Aim:
Reproduce the records below in full and without edits, omitting images.

Provided records:
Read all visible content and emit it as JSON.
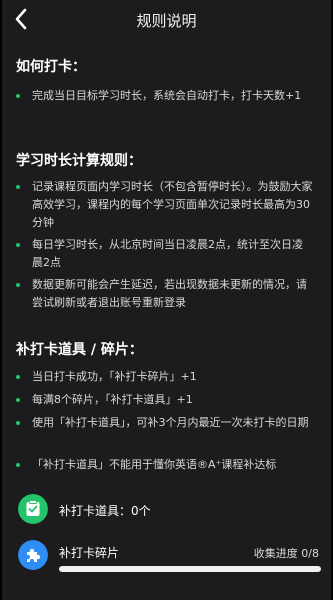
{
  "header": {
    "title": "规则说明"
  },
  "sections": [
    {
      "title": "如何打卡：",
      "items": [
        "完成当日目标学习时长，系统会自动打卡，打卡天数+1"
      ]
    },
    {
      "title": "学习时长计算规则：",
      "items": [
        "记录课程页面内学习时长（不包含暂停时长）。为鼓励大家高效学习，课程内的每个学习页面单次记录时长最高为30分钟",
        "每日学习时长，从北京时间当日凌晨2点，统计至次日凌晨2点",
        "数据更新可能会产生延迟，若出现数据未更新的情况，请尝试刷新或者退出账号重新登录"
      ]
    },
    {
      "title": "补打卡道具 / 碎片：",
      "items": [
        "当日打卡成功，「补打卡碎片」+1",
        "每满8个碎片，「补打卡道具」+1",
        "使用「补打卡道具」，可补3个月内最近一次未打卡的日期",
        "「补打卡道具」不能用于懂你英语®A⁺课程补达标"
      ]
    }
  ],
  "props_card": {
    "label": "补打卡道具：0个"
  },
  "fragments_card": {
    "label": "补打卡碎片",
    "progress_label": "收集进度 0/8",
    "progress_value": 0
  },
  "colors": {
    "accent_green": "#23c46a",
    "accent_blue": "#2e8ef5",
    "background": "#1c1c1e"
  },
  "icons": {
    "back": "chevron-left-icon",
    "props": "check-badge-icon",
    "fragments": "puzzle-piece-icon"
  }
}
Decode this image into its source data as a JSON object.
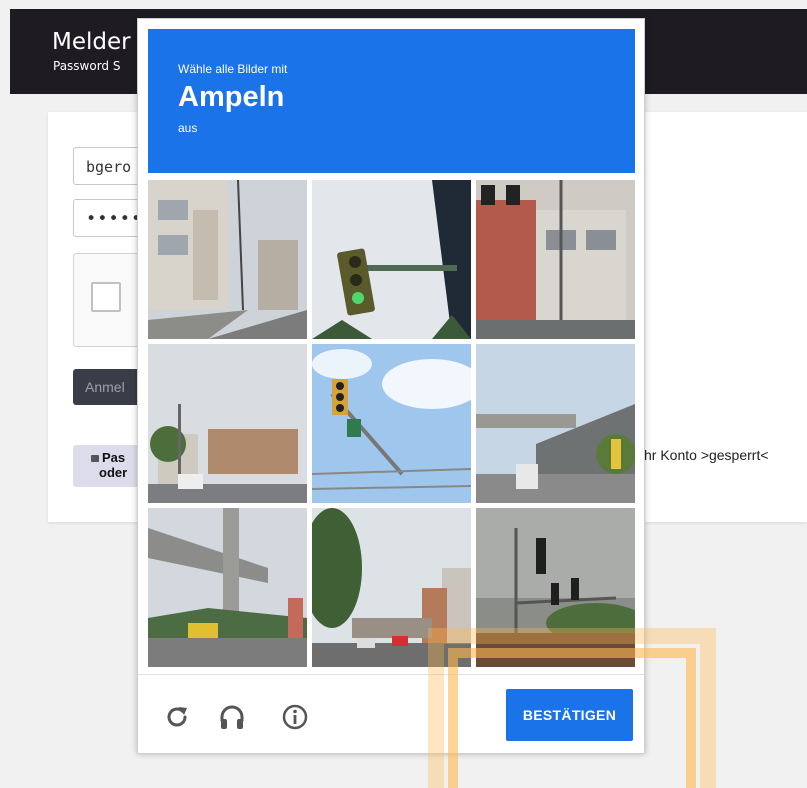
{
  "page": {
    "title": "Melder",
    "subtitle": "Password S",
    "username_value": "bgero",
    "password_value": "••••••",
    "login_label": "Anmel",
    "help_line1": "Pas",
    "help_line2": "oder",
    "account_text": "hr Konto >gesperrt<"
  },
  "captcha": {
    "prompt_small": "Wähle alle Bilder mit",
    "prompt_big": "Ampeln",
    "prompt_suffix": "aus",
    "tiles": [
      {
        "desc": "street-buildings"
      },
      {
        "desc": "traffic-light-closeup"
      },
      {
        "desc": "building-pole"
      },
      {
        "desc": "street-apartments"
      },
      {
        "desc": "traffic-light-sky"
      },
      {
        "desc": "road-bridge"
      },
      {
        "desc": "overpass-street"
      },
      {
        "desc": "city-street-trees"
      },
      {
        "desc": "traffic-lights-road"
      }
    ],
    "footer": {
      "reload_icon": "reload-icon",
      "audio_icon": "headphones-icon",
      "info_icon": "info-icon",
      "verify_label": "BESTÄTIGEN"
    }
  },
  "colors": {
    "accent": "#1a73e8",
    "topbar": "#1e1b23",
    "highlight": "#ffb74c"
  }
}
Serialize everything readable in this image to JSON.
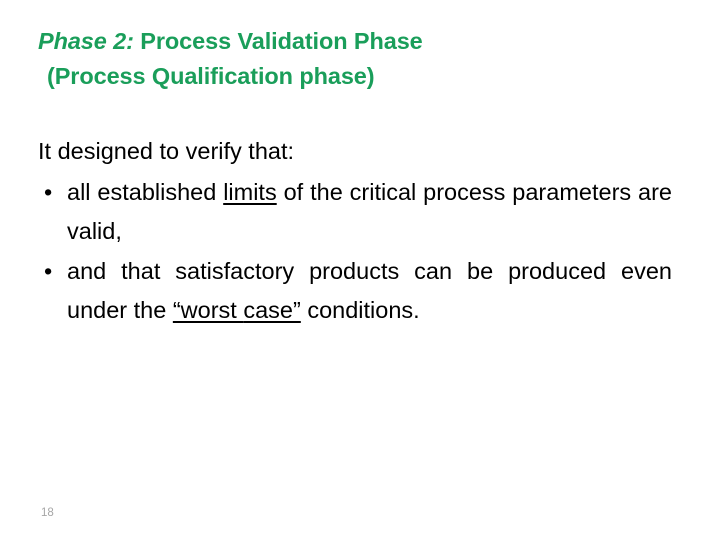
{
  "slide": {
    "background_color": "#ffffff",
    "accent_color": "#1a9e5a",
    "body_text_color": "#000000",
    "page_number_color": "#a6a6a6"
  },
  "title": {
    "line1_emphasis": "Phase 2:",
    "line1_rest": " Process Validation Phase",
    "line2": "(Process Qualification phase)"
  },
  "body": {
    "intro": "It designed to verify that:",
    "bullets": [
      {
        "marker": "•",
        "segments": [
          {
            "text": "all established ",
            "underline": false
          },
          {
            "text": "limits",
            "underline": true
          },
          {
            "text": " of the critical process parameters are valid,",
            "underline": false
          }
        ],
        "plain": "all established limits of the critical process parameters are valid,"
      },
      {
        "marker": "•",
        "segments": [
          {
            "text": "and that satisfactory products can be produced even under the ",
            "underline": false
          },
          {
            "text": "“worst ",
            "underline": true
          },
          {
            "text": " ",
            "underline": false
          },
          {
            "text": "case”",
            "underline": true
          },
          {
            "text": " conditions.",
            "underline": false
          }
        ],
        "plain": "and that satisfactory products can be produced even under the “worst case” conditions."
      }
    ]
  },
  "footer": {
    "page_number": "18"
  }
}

Solution:
Read all visible content and emit it as JSON.
{
  "header": {
    "title": "规则说明"
  },
  "sections": [
    {
      "title": "如何打卡：",
      "items": [
        "完成当日目标学习时长，系统会自动打卡，打卡天数+1"
      ]
    },
    {
      "title": "学习时长计算规则：",
      "items": [
        "记录课程页面内学习时长（不包含暂停时长）。为鼓励大家高效学习，课程内的每个学习页面单次记录时长最高为30分钟",
        "每日学习时长，从北京时间当日凌晨2点，统计至次日凌晨2点",
        "数据更新可能会产生延迟，若出现数据未更新的情况，请尝试刷新或者退出账号重新登录"
      ]
    },
    {
      "title": "补打卡道具 / 碎片：",
      "items": [
        "当日打卡成功，「补打卡碎片」+1",
        "每满8个碎片，「补打卡道具」+1",
        "使用「补打卡道具」，可补3个月内最近一次未打卡的日期",
        "「补打卡道具」不能用于懂你英语®A⁺课程补达标"
      ]
    }
  ],
  "props_card": {
    "label": "补打卡道具：0个"
  },
  "fragments_card": {
    "label": "补打卡碎片",
    "progress_label": "收集进度 0/8",
    "progress_value": 0
  },
  "colors": {
    "accent_green": "#23c46a",
    "accent_blue": "#2e8ef5",
    "background": "#1c1c1e"
  },
  "icons": {
    "back": "chevron-left-icon",
    "props": "check-badge-icon",
    "fragments": "puzzle-piece-icon"
  }
}
Decode this image into its source data as a JSON object.
{
  "page": {
    "title": "Melder",
    "subtitle": "Password S",
    "username_value": "bgero",
    "password_value": "••••••",
    "login_label": "Anmel",
    "help_line1": "Pas",
    "help_line2": "oder",
    "account_text": "hr Konto >gesperrt<"
  },
  "captcha": {
    "prompt_small": "Wähle alle Bilder mit",
    "prompt_big": "Ampeln",
    "prompt_suffix": "aus",
    "tiles": [
      {
        "desc": "street-buildings"
      },
      {
        "desc": "traffic-light-closeup"
      },
      {
        "desc": "building-pole"
      },
      {
        "desc": "street-apartments"
      },
      {
        "desc": "traffic-light-sky"
      },
      {
        "desc": "road-bridge"
      },
      {
        "desc": "overpass-street"
      },
      {
        "desc": "city-street-trees"
      },
      {
        "desc": "traffic-lights-road"
      }
    ],
    "footer": {
      "reload_icon": "reload-icon",
      "audio_icon": "headphones-icon",
      "info_icon": "info-icon",
      "verify_label": "BESTÄTIGEN"
    }
  },
  "colors": {
    "accent": "#1a73e8",
    "topbar": "#1e1b23",
    "highlight": "#ffb74c"
  }
}
Serialize everything readable in this image to JSON.
{
  "slide": {
    "background_color": "#ffffff",
    "accent_color": "#1a9e5a",
    "body_text_color": "#000000",
    "page_number_color": "#a6a6a6"
  },
  "title": {
    "line1_emphasis": "Phase 2:",
    "line1_rest": " Process Validation Phase",
    "line2": "(Process Qualification phase)"
  },
  "body": {
    "intro": "It designed to verify that:",
    "bullets": [
      {
        "marker": "•",
        "segments": [
          {
            "text": "all established ",
            "underline": false
          },
          {
            "text": "limits",
            "underline": true
          },
          {
            "text": " of the critical process parameters are valid,",
            "underline": false
          }
        ],
        "plain": "all established limits of the critical process parameters are valid,"
      },
      {
        "marker": "•",
        "segments": [
          {
            "text": "and that satisfactory products can be produced even under the ",
            "underline": false
          },
          {
            "text": "“worst ",
            "underline": true
          },
          {
            "text": " ",
            "underline": false
          },
          {
            "text": "case”",
            "underline": true
          },
          {
            "text": " conditions.",
            "underline": false
          }
        ],
        "plain": "and that satisfactory products can be produced even under the “worst case” conditions."
      }
    ]
  },
  "footer": {
    "page_number": "18"
  }
}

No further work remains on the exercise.